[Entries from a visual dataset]
----------------
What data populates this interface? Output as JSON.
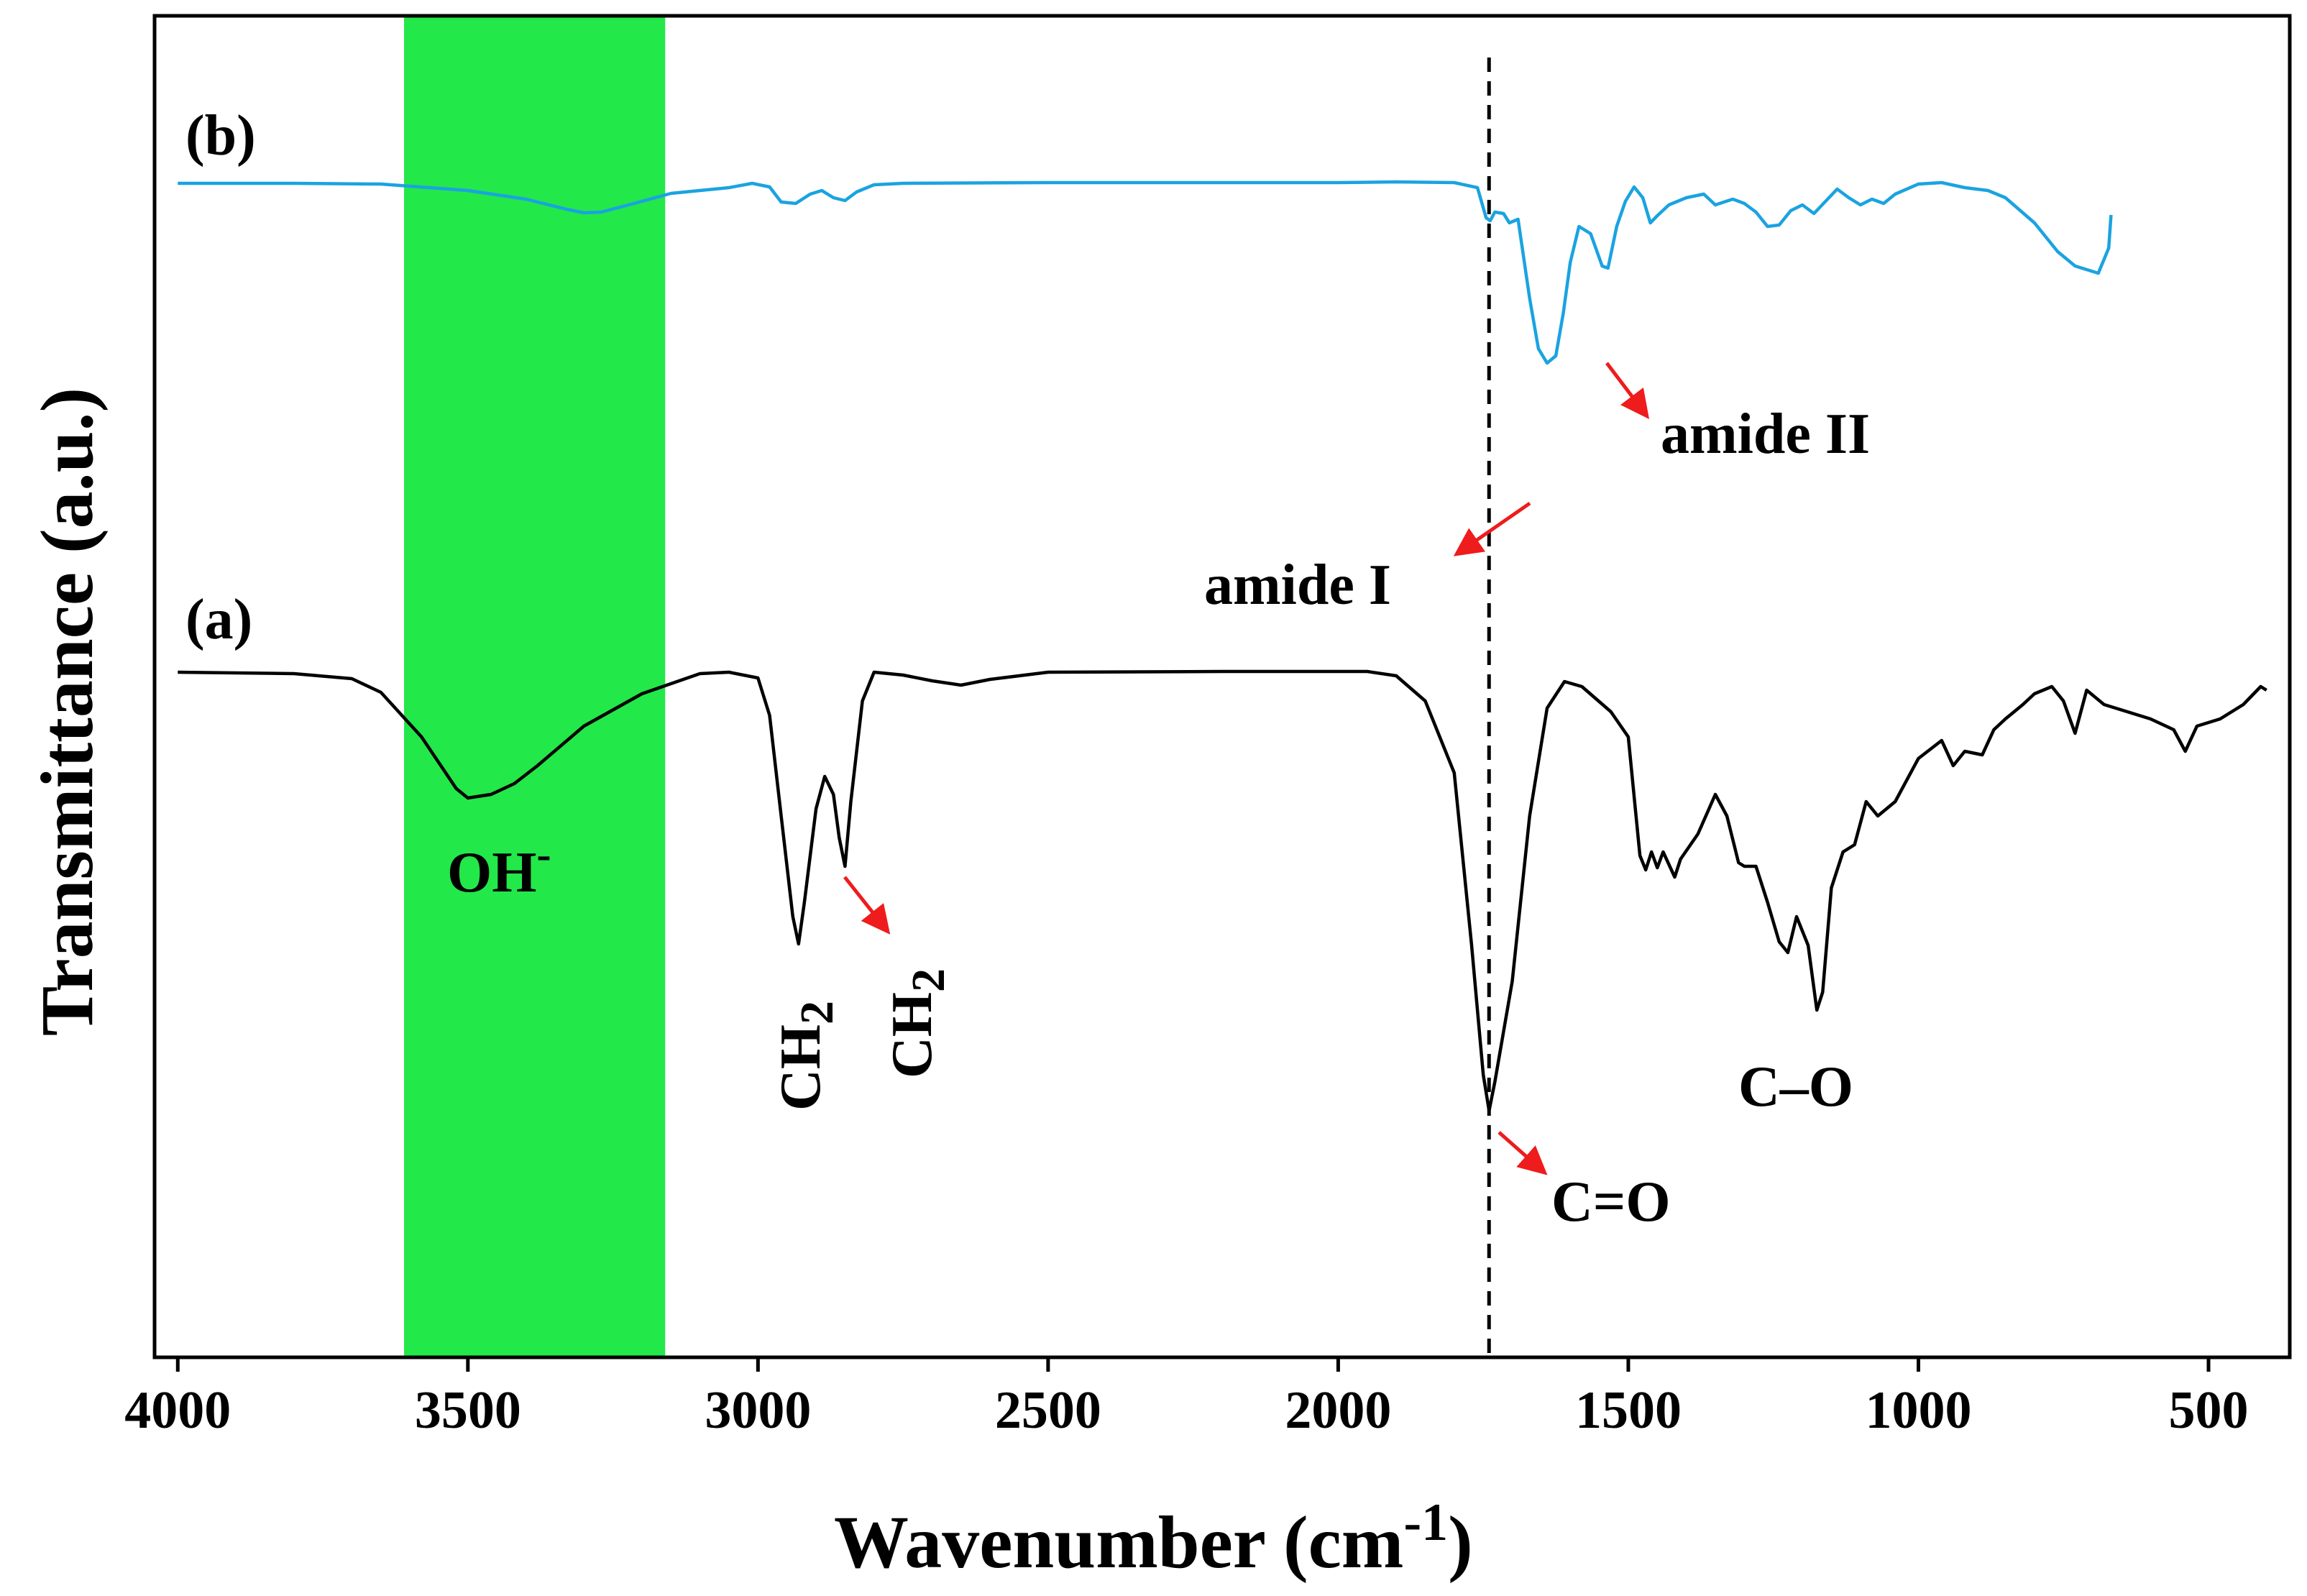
{
  "chart_data": {
    "type": "line",
    "xlabel": "Wavenumber (cm",
    "xlabel_sup": "-1",
    "xlabel_close": ")",
    "ylabel": "Transmittance (a.u.)",
    "xlim": [
      4040,
      360
    ],
    "x_reversed": true,
    "y_ticks_shown": false,
    "xticks": [
      4000,
      3500,
      3000,
      2500,
      2000,
      1500,
      1000,
      500
    ],
    "xtick_labels": [
      "4000",
      "3500",
      "3000",
      "2500",
      "2000",
      "1500",
      "1000",
      "500"
    ],
    "highlight_band": {
      "from": 3610,
      "to": 3160,
      "color": "#22e84a",
      "meaning": "OH- region"
    },
    "reference_line": {
      "x": 1740,
      "style": "dashed",
      "color": "#000000"
    },
    "series": [
      {
        "name": "(b)",
        "color": "#1aa3e0",
        "offset": 0,
        "points": [
          [
            4000,
            0
          ],
          [
            3800,
            0
          ],
          [
            3650,
            -1
          ],
          [
            3500,
            -10
          ],
          [
            3400,
            -22
          ],
          [
            3330,
            -36
          ],
          [
            3300,
            -41
          ],
          [
            3270,
            -40
          ],
          [
            3200,
            -25
          ],
          [
            3150,
            -14
          ],
          [
            3100,
            -10
          ],
          [
            3050,
            -6
          ],
          [
            3010,
            0
          ],
          [
            2980,
            -5
          ],
          [
            2960,
            -26
          ],
          [
            2935,
            -28
          ],
          [
            2910,
            -15
          ],
          [
            2890,
            -10
          ],
          [
            2870,
            -20
          ],
          [
            2850,
            -24
          ],
          [
            2830,
            -12
          ],
          [
            2800,
            -2
          ],
          [
            2750,
            0
          ],
          [
            2500,
            1
          ],
          [
            2000,
            1
          ],
          [
            1900,
            2
          ],
          [
            1800,
            1
          ],
          [
            1760,
            -6
          ],
          [
            1745,
            -48
          ],
          [
            1738,
            -52
          ],
          [
            1730,
            -40
          ],
          [
            1715,
            -42
          ],
          [
            1705,
            -55
          ],
          [
            1690,
            -50
          ],
          [
            1670,
            -160
          ],
          [
            1655,
            -230
          ],
          [
            1640,
            -250
          ],
          [
            1625,
            -240
          ],
          [
            1612,
            -180
          ],
          [
            1600,
            -110
          ],
          [
            1585,
            -60
          ],
          [
            1565,
            -70
          ],
          [
            1545,
            -115
          ],
          [
            1535,
            -118
          ],
          [
            1520,
            -60
          ],
          [
            1505,
            -25
          ],
          [
            1490,
            -5
          ],
          [
            1475,
            -20
          ],
          [
            1462,
            -55
          ],
          [
            1450,
            -45
          ],
          [
            1430,
            -30
          ],
          [
            1400,
            -20
          ],
          [
            1370,
            -15
          ],
          [
            1350,
            -30
          ],
          [
            1320,
            -22
          ],
          [
            1300,
            -28
          ],
          [
            1280,
            -40
          ],
          [
            1260,
            -60
          ],
          [
            1240,
            -58
          ],
          [
            1220,
            -38
          ],
          [
            1200,
            -30
          ],
          [
            1180,
            -42
          ],
          [
            1160,
            -25
          ],
          [
            1140,
            -8
          ],
          [
            1120,
            -20
          ],
          [
            1100,
            -30
          ],
          [
            1080,
            -22
          ],
          [
            1060,
            -28
          ],
          [
            1040,
            -15
          ],
          [
            1000,
            -1
          ],
          [
            960,
            1
          ],
          [
            920,
            -6
          ],
          [
            880,
            -10
          ],
          [
            850,
            -20
          ],
          [
            800,
            -55
          ],
          [
            760,
            -95
          ],
          [
            730,
            -115
          ],
          [
            690,
            -125
          ],
          [
            672,
            -90
          ],
          [
            668,
            -44
          ]
        ]
      },
      {
        "name": "(a)",
        "color": "#000000",
        "offset": -680,
        "points": [
          [
            4000,
            0
          ],
          [
            3800,
            -2
          ],
          [
            3700,
            -9
          ],
          [
            3650,
            -28
          ],
          [
            3580,
            -90
          ],
          [
            3520,
            -162
          ],
          [
            3500,
            -175
          ],
          [
            3460,
            -170
          ],
          [
            3420,
            -155
          ],
          [
            3380,
            -130
          ],
          [
            3300,
            -75
          ],
          [
            3200,
            -30
          ],
          [
            3100,
            -2
          ],
          [
            3050,
            0
          ],
          [
            3000,
            -8
          ],
          [
            2980,
            -60
          ],
          [
            2960,
            -200
          ],
          [
            2940,
            -340
          ],
          [
            2930,
            -378
          ],
          [
            2920,
            -320
          ],
          [
            2900,
            -190
          ],
          [
            2885,
            -145
          ],
          [
            2870,
            -170
          ],
          [
            2860,
            -230
          ],
          [
            2850,
            -270
          ],
          [
            2840,
            -180
          ],
          [
            2820,
            -40
          ],
          [
            2800,
            0
          ],
          [
            2750,
            -4
          ],
          [
            2700,
            -12
          ],
          [
            2650,
            -18
          ],
          [
            2600,
            -10
          ],
          [
            2500,
            0
          ],
          [
            2200,
            1
          ],
          [
            1950,
            1
          ],
          [
            1900,
            -5
          ],
          [
            1850,
            -40
          ],
          [
            1800,
            -140
          ],
          [
            1770,
            -380
          ],
          [
            1750,
            -560
          ],
          [
            1740,
            -610
          ],
          [
            1730,
            -570
          ],
          [
            1700,
            -430
          ],
          [
            1670,
            -200
          ],
          [
            1640,
            -50
          ],
          [
            1610,
            -13
          ],
          [
            1580,
            -20
          ],
          [
            1530,
            -55
          ],
          [
            1500,
            -90
          ],
          [
            1480,
            -255
          ],
          [
            1470,
            -275
          ],
          [
            1460,
            -250
          ],
          [
            1450,
            -272
          ],
          [
            1440,
            -250
          ],
          [
            1420,
            -285
          ],
          [
            1410,
            -260
          ],
          [
            1380,
            -225
          ],
          [
            1350,
            -170
          ],
          [
            1330,
            -200
          ],
          [
            1310,
            -265
          ],
          [
            1300,
            -270
          ],
          [
            1280,
            -270
          ],
          [
            1260,
            -320
          ],
          [
            1240,
            -375
          ],
          [
            1225,
            -390
          ],
          [
            1210,
            -340
          ],
          [
            1190,
            -380
          ],
          [
            1175,
            -470
          ],
          [
            1165,
            -445
          ],
          [
            1150,
            -300
          ],
          [
            1130,
            -250
          ],
          [
            1110,
            -240
          ],
          [
            1090,
            -180
          ],
          [
            1070,
            -200
          ],
          [
            1040,
            -180
          ],
          [
            1000,
            -120
          ],
          [
            960,
            -95
          ],
          [
            940,
            -130
          ],
          [
            920,
            -110
          ],
          [
            890,
            -115
          ],
          [
            870,
            -80
          ],
          [
            850,
            -65
          ],
          [
            820,
            -45
          ],
          [
            800,
            -30
          ],
          [
            770,
            -20
          ],
          [
            750,
            -40
          ],
          [
            730,
            -85
          ],
          [
            710,
            -25
          ],
          [
            680,
            -45
          ],
          [
            640,
            -55
          ],
          [
            600,
            -65
          ],
          [
            560,
            -80
          ],
          [
            540,
            -110
          ],
          [
            520,
            -75
          ],
          [
            480,
            -65
          ],
          [
            440,
            -45
          ],
          [
            410,
            -20
          ],
          [
            400,
            -25
          ]
        ]
      }
    ],
    "series_labels": [
      "(b)",
      "(a)"
    ],
    "annotations": {
      "oh": {
        "text": "OH",
        "sup": "-"
      },
      "ch2_a": {
        "text": "CH",
        "sub": "2"
      },
      "ch2_b": {
        "text": "CH",
        "sub": "2"
      },
      "co_double": "C=O",
      "co_single": "C–O",
      "amide1": "amide I",
      "amide2": "amide II"
    },
    "arrow_color": "#ee1c1c"
  }
}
----------------
- _Exercise goal_:
Nothing in the entries above should change when they are printed again, except that the pictures are dropped.

- _Solution to this task_:
What data populates this interface? Output as JSON.
{
  "chart_data": {
    "type": "line",
    "xlabel": "Wavenumber (cm",
    "xlabel_sup": "-1",
    "xlabel_close": ")",
    "ylabel": "Transmittance (a.u.)",
    "xlim": [
      4040,
      360
    ],
    "x_reversed": true,
    "y_ticks_shown": false,
    "xticks": [
      4000,
      3500,
      3000,
      2500,
      2000,
      1500,
      1000,
      500
    ],
    "xtick_labels": [
      "4000",
      "3500",
      "3000",
      "2500",
      "2000",
      "1500",
      "1000",
      "500"
    ],
    "highlight_band": {
      "from": 3610,
      "to": 3160,
      "color": "#22e84a",
      "meaning": "OH- region"
    },
    "reference_line": {
      "x": 1740,
      "style": "dashed",
      "color": "#000000"
    },
    "series": [
      {
        "name": "(b)",
        "color": "#1aa3e0",
        "offset": 0,
        "points": [
          [
            4000,
            0
          ],
          [
            3800,
            0
          ],
          [
            3650,
            -1
          ],
          [
            3500,
            -10
          ],
          [
            3400,
            -22
          ],
          [
            3330,
            -36
          ],
          [
            3300,
            -41
          ],
          [
            3270,
            -40
          ],
          [
            3200,
            -25
          ],
          [
            3150,
            -14
          ],
          [
            3100,
            -10
          ],
          [
            3050,
            -6
          ],
          [
            3010,
            0
          ],
          [
            2980,
            -5
          ],
          [
            2960,
            -26
          ],
          [
            2935,
            -28
          ],
          [
            2910,
            -15
          ],
          [
            2890,
            -10
          ],
          [
            2870,
            -20
          ],
          [
            2850,
            -24
          ],
          [
            2830,
            -12
          ],
          [
            2800,
            -2
          ],
          [
            2750,
            0
          ],
          [
            2500,
            1
          ],
          [
            2000,
            1
          ],
          [
            1900,
            2
          ],
          [
            1800,
            1
          ],
          [
            1760,
            -6
          ],
          [
            1745,
            -48
          ],
          [
            1738,
            -52
          ],
          [
            1730,
            -40
          ],
          [
            1715,
            -42
          ],
          [
            1705,
            -55
          ],
          [
            1690,
            -50
          ],
          [
            1670,
            -160
          ],
          [
            1655,
            -230
          ],
          [
            1640,
            -250
          ],
          [
            1625,
            -240
          ],
          [
            1612,
            -180
          ],
          [
            1600,
            -110
          ],
          [
            1585,
            -60
          ],
          [
            1565,
            -70
          ],
          [
            1545,
            -115
          ],
          [
            1535,
            -118
          ],
          [
            1520,
            -60
          ],
          [
            1505,
            -25
          ],
          [
            1490,
            -5
          ],
          [
            1475,
            -20
          ],
          [
            1462,
            -55
          ],
          [
            1450,
            -45
          ],
          [
            1430,
            -30
          ],
          [
            1400,
            -20
          ],
          [
            1370,
            -15
          ],
          [
            1350,
            -30
          ],
          [
            1320,
            -22
          ],
          [
            1300,
            -28
          ],
          [
            1280,
            -40
          ],
          [
            1260,
            -60
          ],
          [
            1240,
            -58
          ],
          [
            1220,
            -38
          ],
          [
            1200,
            -30
          ],
          [
            1180,
            -42
          ],
          [
            1160,
            -25
          ],
          [
            1140,
            -8
          ],
          [
            1120,
            -20
          ],
          [
            1100,
            -30
          ],
          [
            1080,
            -22
          ],
          [
            1060,
            -28
          ],
          [
            1040,
            -15
          ],
          [
            1000,
            -1
          ],
          [
            960,
            1
          ],
          [
            920,
            -6
          ],
          [
            880,
            -10
          ],
          [
            850,
            -20
          ],
          [
            800,
            -55
          ],
          [
            760,
            -95
          ],
          [
            730,
            -115
          ],
          [
            690,
            -125
          ],
          [
            672,
            -90
          ],
          [
            668,
            -44
          ]
        ]
      },
      {
        "name": "(a)",
        "color": "#000000",
        "offset": -680,
        "points": [
          [
            4000,
            0
          ],
          [
            3800,
            -2
          ],
          [
            3700,
            -9
          ],
          [
            3650,
            -28
          ],
          [
            3580,
            -90
          ],
          [
            3520,
            -162
          ],
          [
            3500,
            -175
          ],
          [
            3460,
            -170
          ],
          [
            3420,
            -155
          ],
          [
            3380,
            -130
          ],
          [
            3300,
            -75
          ],
          [
            3200,
            -30
          ],
          [
            3100,
            -2
          ],
          [
            3050,
            0
          ],
          [
            3000,
            -8
          ],
          [
            2980,
            -60
          ],
          [
            2960,
            -200
          ],
          [
            2940,
            -340
          ],
          [
            2930,
            -378
          ],
          [
            2920,
            -320
          ],
          [
            2900,
            -190
          ],
          [
            2885,
            -145
          ],
          [
            2870,
            -170
          ],
          [
            2860,
            -230
          ],
          [
            2850,
            -270
          ],
          [
            2840,
            -180
          ],
          [
            2820,
            -40
          ],
          [
            2800,
            0
          ],
          [
            2750,
            -4
          ],
          [
            2700,
            -12
          ],
          [
            2650,
            -18
          ],
          [
            2600,
            -10
          ],
          [
            2500,
            0
          ],
          [
            2200,
            1
          ],
          [
            1950,
            1
          ],
          [
            1900,
            -5
          ],
          [
            1850,
            -40
          ],
          [
            1800,
            -140
          ],
          [
            1770,
            -380
          ],
          [
            1750,
            -560
          ],
          [
            1740,
            -610
          ],
          [
            1730,
            -570
          ],
          [
            1700,
            -430
          ],
          [
            1670,
            -200
          ],
          [
            1640,
            -50
          ],
          [
            1610,
            -13
          ],
          [
            1580,
            -20
          ],
          [
            1530,
            -55
          ],
          [
            1500,
            -90
          ],
          [
            1480,
            -255
          ],
          [
            1470,
            -275
          ],
          [
            1460,
            -250
          ],
          [
            1450,
            -272
          ],
          [
            1440,
            -250
          ],
          [
            1420,
            -285
          ],
          [
            1410,
            -260
          ],
          [
            1380,
            -225
          ],
          [
            1350,
            -170
          ],
          [
            1330,
            -200
          ],
          [
            1310,
            -265
          ],
          [
            1300,
            -270
          ],
          [
            1280,
            -270
          ],
          [
            1260,
            -320
          ],
          [
            1240,
            -375
          ],
          [
            1225,
            -390
          ],
          [
            1210,
            -340
          ],
          [
            1190,
            -380
          ],
          [
            1175,
            -470
          ],
          [
            1165,
            -445
          ],
          [
            1150,
            -300
          ],
          [
            1130,
            -250
          ],
          [
            1110,
            -240
          ],
          [
            1090,
            -180
          ],
          [
            1070,
            -200
          ],
          [
            1040,
            -180
          ],
          [
            1000,
            -120
          ],
          [
            960,
            -95
          ],
          [
            940,
            -130
          ],
          [
            920,
            -110
          ],
          [
            890,
            -115
          ],
          [
            870,
            -80
          ],
          [
            850,
            -65
          ],
          [
            820,
            -45
          ],
          [
            800,
            -30
          ],
          [
            770,
            -20
          ],
          [
            750,
            -40
          ],
          [
            730,
            -85
          ],
          [
            710,
            -25
          ],
          [
            680,
            -45
          ],
          [
            640,
            -55
          ],
          [
            600,
            -65
          ],
          [
            560,
            -80
          ],
          [
            540,
            -110
          ],
          [
            520,
            -75
          ],
          [
            480,
            -65
          ],
          [
            440,
            -45
          ],
          [
            410,
            -20
          ],
          [
            400,
            -25
          ]
        ]
      }
    ],
    "series_labels": [
      "(b)",
      "(a)"
    ],
    "annotations": {
      "oh": {
        "text": "OH",
        "sup": "-"
      },
      "ch2_a": {
        "text": "CH",
        "sub": "2"
      },
      "ch2_b": {
        "text": "CH",
        "sub": "2"
      },
      "co_double": "C=O",
      "co_single": "C–O",
      "amide1": "amide I",
      "amide2": "amide II"
    },
    "arrow_color": "#ee1c1c"
  }
}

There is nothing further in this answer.